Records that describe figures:
****
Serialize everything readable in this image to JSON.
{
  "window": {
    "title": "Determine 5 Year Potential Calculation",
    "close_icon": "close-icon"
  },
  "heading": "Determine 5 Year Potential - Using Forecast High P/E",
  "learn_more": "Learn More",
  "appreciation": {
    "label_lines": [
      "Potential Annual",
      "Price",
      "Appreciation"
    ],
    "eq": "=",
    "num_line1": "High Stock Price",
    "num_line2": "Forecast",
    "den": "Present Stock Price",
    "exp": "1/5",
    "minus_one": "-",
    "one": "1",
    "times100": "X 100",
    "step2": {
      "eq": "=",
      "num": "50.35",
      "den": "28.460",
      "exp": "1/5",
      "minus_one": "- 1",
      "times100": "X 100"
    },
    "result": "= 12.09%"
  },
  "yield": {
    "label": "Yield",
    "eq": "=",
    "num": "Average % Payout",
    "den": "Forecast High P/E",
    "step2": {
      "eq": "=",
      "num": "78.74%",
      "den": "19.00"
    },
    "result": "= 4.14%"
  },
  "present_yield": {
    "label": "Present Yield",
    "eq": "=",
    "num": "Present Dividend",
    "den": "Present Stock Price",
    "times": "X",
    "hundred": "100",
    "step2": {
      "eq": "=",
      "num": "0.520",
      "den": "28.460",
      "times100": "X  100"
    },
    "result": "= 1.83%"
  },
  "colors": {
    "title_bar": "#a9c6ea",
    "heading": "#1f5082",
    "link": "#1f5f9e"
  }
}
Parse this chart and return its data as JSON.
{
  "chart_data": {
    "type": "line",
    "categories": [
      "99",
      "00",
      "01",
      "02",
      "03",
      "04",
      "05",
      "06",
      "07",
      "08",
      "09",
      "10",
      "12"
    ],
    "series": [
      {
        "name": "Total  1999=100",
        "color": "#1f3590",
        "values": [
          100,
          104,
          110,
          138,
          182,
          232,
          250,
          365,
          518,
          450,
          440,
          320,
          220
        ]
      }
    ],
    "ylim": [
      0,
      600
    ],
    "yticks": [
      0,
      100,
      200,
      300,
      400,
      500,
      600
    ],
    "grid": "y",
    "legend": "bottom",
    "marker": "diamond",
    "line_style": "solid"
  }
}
****
• _WRITTEN REQUEST_
Your task is to transcribe the material exactly.

• _OUTPUT BELOW_
Serialize everything readable in this image to JSON.
{
  "window": {
    "title": "Determine 5 Year Potential Calculation",
    "close_icon": "close-icon"
  },
  "heading": "Determine 5 Year Potential - Using Forecast High P/E",
  "learn_more": "Learn More",
  "appreciation": {
    "label_lines": [
      "Potential Annual",
      "Price",
      "Appreciation"
    ],
    "eq": "=",
    "num_line1": "High Stock Price",
    "num_line2": "Forecast",
    "den": "Present Stock Price",
    "exp": "1/5",
    "minus_one": "-",
    "one": "1",
    "times100": "X 100",
    "step2": {
      "eq": "=",
      "num": "50.35",
      "den": "28.460",
      "exp": "1/5",
      "minus_one": "- 1",
      "times100": "X 100"
    },
    "result": "= 12.09%"
  },
  "yield": {
    "label": "Yield",
    "eq": "=",
    "num": "Average % Payout",
    "den": "Forecast High P/E",
    "step2": {
      "eq": "=",
      "num": "78.74%",
      "den": "19.00"
    },
    "result": "= 4.14%"
  },
  "present_yield": {
    "label": "Present Yield",
    "eq": "=",
    "num": "Present Dividend",
    "den": "Present Stock Price",
    "times": "X",
    "hundred": "100",
    "step2": {
      "eq": "=",
      "num": "0.520",
      "den": "28.460",
      "times100": "X  100"
    },
    "result": "= 1.83%"
  },
  "colors": {
    "title_bar": "#a9c6ea",
    "heading": "#1f5082",
    "link": "#1f5f9e"
  }
}
Parse this chart and return its data as JSON.
{
  "chart_data": {
    "type": "line",
    "categories": [
      "99",
      "00",
      "01",
      "02",
      "03",
      "04",
      "05",
      "06",
      "07",
      "08",
      "09",
      "10",
      "12"
    ],
    "series": [
      {
        "name": "Total  1999=100",
        "color": "#1f3590",
        "values": [
          100,
          104,
          110,
          138,
          182,
          232,
          250,
          365,
          518,
          450,
          440,
          320,
          220
        ]
      }
    ],
    "ylim": [
      0,
      600
    ],
    "yticks": [
      0,
      100,
      200,
      300,
      400,
      500,
      600
    ],
    "grid": "y",
    "legend": "bottom",
    "marker": "diamond",
    "line_style": "solid"
  }
}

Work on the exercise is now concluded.